§ Set problem: Which lines hold the word "Theorem"? Show each of them.

— Start Excerpted data —

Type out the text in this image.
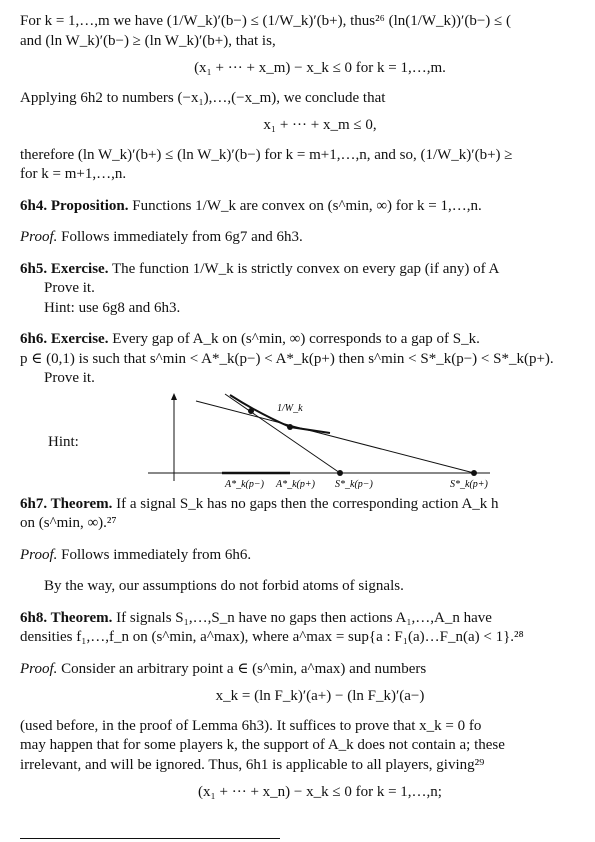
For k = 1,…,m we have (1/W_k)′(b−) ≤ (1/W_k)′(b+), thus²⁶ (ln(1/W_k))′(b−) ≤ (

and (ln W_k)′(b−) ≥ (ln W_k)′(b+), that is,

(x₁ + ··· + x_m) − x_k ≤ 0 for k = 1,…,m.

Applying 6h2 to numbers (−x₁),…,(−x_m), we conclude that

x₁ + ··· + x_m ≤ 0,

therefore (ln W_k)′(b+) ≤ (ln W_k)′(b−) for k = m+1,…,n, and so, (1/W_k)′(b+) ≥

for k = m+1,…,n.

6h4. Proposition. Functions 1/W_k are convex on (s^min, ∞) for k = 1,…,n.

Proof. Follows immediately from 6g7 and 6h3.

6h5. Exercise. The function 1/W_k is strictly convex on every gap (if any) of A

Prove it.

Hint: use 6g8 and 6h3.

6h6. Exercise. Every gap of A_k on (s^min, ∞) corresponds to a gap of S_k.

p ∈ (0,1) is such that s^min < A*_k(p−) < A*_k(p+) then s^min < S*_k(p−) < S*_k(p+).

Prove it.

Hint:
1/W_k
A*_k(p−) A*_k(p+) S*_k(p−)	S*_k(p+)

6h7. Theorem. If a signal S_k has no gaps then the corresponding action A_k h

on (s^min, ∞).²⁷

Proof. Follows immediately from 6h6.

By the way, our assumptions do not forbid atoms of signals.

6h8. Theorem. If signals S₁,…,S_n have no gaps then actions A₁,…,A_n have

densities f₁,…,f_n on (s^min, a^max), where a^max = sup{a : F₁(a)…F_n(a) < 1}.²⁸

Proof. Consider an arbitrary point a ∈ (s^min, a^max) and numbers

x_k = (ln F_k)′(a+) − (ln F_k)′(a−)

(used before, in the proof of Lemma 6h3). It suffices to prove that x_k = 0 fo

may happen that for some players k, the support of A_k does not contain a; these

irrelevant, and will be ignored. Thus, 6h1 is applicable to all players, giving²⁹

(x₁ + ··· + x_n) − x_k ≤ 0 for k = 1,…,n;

— End Excerpted data —
— Start Excerpted data —

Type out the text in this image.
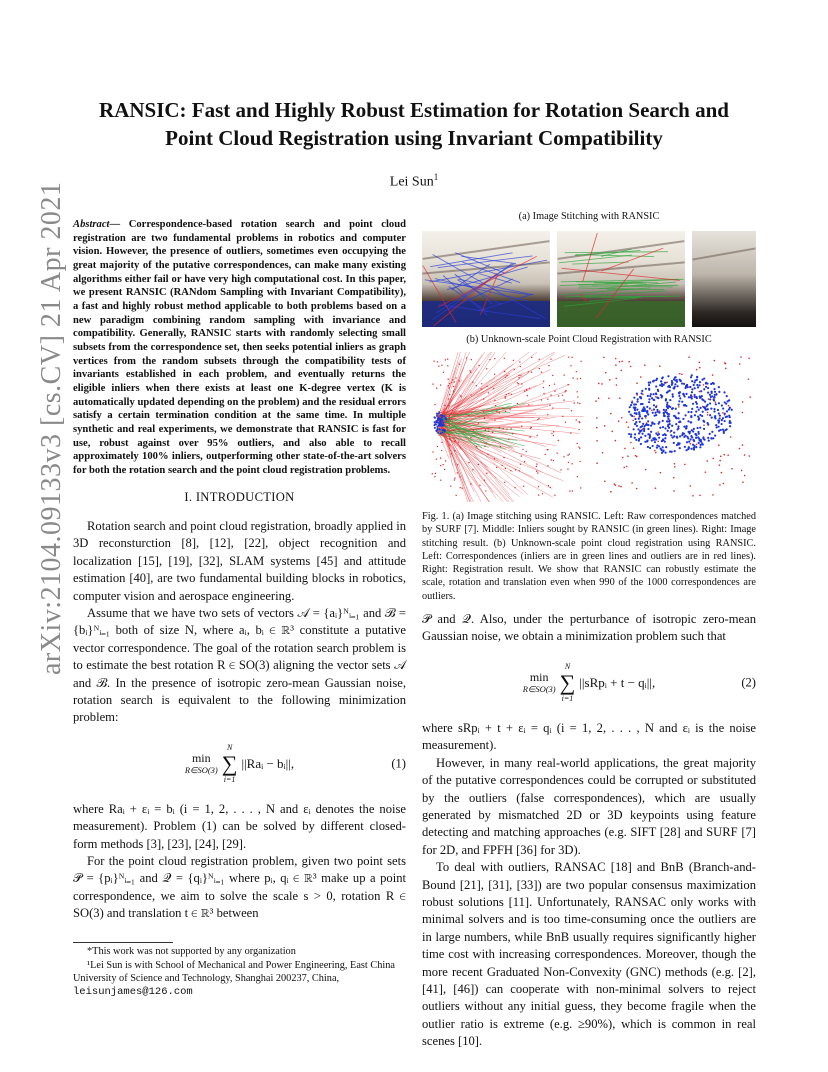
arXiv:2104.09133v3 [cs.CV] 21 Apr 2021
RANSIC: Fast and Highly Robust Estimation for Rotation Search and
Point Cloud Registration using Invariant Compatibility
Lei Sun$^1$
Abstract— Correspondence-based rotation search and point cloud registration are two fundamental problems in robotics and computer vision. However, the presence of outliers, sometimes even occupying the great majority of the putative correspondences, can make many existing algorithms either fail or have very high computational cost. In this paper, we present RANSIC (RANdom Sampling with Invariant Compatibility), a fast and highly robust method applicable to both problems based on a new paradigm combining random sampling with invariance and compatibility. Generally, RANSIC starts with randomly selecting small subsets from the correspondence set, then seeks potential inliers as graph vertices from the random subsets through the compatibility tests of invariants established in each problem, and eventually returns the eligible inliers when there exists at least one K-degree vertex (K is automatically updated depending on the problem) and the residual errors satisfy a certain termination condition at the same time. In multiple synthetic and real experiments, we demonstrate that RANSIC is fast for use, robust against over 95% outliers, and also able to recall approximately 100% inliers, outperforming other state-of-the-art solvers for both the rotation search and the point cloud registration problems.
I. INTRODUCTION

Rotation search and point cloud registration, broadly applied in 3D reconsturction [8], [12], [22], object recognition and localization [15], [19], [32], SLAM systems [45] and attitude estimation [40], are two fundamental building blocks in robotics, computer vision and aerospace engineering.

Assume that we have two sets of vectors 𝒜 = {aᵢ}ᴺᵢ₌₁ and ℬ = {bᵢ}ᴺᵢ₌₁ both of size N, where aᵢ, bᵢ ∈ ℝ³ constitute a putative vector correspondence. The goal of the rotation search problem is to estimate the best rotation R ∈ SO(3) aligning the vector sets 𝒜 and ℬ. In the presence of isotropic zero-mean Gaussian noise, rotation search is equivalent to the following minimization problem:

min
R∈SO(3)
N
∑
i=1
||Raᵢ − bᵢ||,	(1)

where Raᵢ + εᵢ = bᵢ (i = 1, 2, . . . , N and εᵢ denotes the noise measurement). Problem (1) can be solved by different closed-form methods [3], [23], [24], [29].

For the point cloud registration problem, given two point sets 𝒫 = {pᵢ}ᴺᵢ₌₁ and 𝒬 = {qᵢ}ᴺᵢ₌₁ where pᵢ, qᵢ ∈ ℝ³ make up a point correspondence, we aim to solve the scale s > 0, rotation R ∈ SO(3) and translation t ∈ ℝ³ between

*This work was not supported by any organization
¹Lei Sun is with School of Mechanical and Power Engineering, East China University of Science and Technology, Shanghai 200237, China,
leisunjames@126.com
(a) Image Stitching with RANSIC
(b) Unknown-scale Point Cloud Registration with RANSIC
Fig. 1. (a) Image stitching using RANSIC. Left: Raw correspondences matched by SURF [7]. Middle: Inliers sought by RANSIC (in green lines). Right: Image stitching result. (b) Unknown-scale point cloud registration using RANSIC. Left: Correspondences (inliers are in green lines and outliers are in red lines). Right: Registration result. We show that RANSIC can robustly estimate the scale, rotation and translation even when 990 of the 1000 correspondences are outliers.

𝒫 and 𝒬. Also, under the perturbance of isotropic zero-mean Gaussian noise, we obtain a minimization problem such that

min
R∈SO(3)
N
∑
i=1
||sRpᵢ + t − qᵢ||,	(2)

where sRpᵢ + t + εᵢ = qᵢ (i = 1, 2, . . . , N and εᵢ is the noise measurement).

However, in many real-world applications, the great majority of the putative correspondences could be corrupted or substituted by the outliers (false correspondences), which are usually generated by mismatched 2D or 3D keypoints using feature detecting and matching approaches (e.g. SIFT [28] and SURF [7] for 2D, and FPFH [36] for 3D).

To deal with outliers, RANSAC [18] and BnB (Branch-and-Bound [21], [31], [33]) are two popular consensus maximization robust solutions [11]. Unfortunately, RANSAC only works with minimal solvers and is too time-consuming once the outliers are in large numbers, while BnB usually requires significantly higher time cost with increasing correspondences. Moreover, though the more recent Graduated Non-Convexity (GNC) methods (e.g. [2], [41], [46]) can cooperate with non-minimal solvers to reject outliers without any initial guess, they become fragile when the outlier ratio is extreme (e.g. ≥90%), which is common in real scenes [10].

— End Excerpted data —

§ Answer for the task:
6h7. Theorem. If a signal S_k has no gaps then the corresponding action A_k h
6h8. Theorem. If signals S₁,…,S_n have no gaps then actions A₁,…,A_n have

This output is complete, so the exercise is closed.